• **THE PROBLEM**: Every line of the records below should be restated exactly.

— Start of EXTRACTED RECORDS —

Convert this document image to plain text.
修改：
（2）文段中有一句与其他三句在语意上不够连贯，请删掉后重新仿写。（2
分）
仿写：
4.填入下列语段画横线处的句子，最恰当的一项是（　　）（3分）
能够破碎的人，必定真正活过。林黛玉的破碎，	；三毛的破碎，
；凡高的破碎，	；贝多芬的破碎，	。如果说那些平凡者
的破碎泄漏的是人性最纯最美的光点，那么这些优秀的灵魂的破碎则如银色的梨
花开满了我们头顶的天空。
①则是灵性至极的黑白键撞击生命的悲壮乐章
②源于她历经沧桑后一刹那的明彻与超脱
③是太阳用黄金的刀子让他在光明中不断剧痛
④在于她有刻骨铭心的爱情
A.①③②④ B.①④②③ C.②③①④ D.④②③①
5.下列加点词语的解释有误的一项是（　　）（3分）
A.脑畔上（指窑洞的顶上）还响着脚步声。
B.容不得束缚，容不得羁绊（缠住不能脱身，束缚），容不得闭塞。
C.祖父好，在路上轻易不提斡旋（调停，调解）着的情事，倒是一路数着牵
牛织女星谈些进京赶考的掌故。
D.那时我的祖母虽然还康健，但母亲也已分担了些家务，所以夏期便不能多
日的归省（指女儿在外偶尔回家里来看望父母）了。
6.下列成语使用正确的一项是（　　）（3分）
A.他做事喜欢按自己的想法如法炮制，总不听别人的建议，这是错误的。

— End of EXTRACTED RECORDS —

• **FULL ANSWER**:
Convert this document image to plain text.
修改：
（2）文段中有一句与其他三句在语意上不够连贯，请删掉后重新仿写。（2
分）
仿写：
4.填入下列语段画横线处的句子，最恰当的一项是（　　）（3分）
能够破碎的人，必定真正活过。林黛玉的破碎，	；三毛的破碎，
；凡高的破碎，	；贝多芬的破碎，	。如果说那些平凡者
的破碎泄漏的是人性最纯最美的光点，那么这些优秀的灵魂的破碎则如银色的梨
花开满了我们头顶的天空。
①则是灵性至极的黑白键撞击生命的悲壮乐章
②源于她历经沧桑后一刹那的明彻与超脱
③是太阳用黄金的刀子让他在光明中不断剧痛
④在于她有刻骨铭心的爱情
A.①③②④ B.①④②③ C.②③①④ D.④②③①
5.下列加点词语的解释有误的一项是（　　）（3分）
A.脑畔上（指窑洞的顶上）还响着脚步声。
B.容不得束缚，容不得羁绊（缠住不能脱身，束缚），容不得闭塞。
C.祖父好，在路上轻易不提斡旋（调停，调解）着的情事，倒是一路数着牵
牛织女星谈些进京赶考的掌故。
D.那时我的祖母虽然还康健，但母亲也已分担了些家务，所以夏期便不能多
日的归省（指女儿在外偶尔回家里来看望父母）了。
6.下列成语使用正确的一项是（　　）（3分）
A.他做事喜欢按自己的想法如法炮制，总不听别人的建议，这是错误的。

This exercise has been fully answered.